** BEGIN **
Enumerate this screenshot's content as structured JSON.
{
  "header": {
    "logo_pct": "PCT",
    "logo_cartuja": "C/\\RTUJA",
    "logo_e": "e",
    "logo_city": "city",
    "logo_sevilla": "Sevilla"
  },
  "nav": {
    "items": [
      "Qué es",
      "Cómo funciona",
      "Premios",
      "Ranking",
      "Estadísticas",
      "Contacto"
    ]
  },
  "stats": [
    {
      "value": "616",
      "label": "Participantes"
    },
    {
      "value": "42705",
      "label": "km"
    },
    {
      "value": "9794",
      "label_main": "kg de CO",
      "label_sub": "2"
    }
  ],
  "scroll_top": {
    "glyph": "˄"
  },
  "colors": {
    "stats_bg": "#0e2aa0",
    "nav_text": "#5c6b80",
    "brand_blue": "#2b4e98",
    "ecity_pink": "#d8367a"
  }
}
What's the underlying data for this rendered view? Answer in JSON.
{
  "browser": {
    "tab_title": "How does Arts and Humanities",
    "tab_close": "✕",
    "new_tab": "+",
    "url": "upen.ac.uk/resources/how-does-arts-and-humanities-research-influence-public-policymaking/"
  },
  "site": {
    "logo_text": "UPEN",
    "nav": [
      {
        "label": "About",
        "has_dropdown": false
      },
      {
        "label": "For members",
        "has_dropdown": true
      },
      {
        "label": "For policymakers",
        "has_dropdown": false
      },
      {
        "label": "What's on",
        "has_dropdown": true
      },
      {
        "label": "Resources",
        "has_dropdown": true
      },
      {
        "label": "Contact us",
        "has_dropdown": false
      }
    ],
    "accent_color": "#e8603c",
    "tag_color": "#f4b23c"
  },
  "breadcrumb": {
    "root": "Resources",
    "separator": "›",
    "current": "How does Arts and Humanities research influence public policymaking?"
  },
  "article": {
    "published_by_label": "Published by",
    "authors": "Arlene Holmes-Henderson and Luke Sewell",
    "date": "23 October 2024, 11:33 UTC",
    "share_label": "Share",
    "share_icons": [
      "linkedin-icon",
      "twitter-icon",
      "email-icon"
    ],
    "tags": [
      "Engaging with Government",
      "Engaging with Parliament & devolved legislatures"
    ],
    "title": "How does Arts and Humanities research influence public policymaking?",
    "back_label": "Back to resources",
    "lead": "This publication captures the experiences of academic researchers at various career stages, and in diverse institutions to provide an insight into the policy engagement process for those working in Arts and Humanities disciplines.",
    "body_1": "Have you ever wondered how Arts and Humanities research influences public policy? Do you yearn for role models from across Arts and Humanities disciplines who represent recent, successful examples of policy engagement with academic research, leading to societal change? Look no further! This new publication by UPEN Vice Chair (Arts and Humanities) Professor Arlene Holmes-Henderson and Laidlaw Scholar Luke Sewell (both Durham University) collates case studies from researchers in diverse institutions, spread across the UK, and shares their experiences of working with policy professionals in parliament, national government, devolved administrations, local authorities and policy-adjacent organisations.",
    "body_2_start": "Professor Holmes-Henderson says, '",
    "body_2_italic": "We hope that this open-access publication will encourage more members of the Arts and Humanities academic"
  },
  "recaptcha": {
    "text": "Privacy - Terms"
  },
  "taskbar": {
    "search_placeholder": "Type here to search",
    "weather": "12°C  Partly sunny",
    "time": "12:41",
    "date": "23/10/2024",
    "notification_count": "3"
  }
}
** END **
What you have to do: From the listing above, collect every line that mentions the word "policymaking".

Solution below:
    "url": "upen.ac.uk/resources/how-does-arts-and-humanities-research-influence-public-policymaking/"
    "current": "How does Arts and Humanities research influence public policymaking?"
    "title": "How does Arts and Humanities research influence public policymaking?",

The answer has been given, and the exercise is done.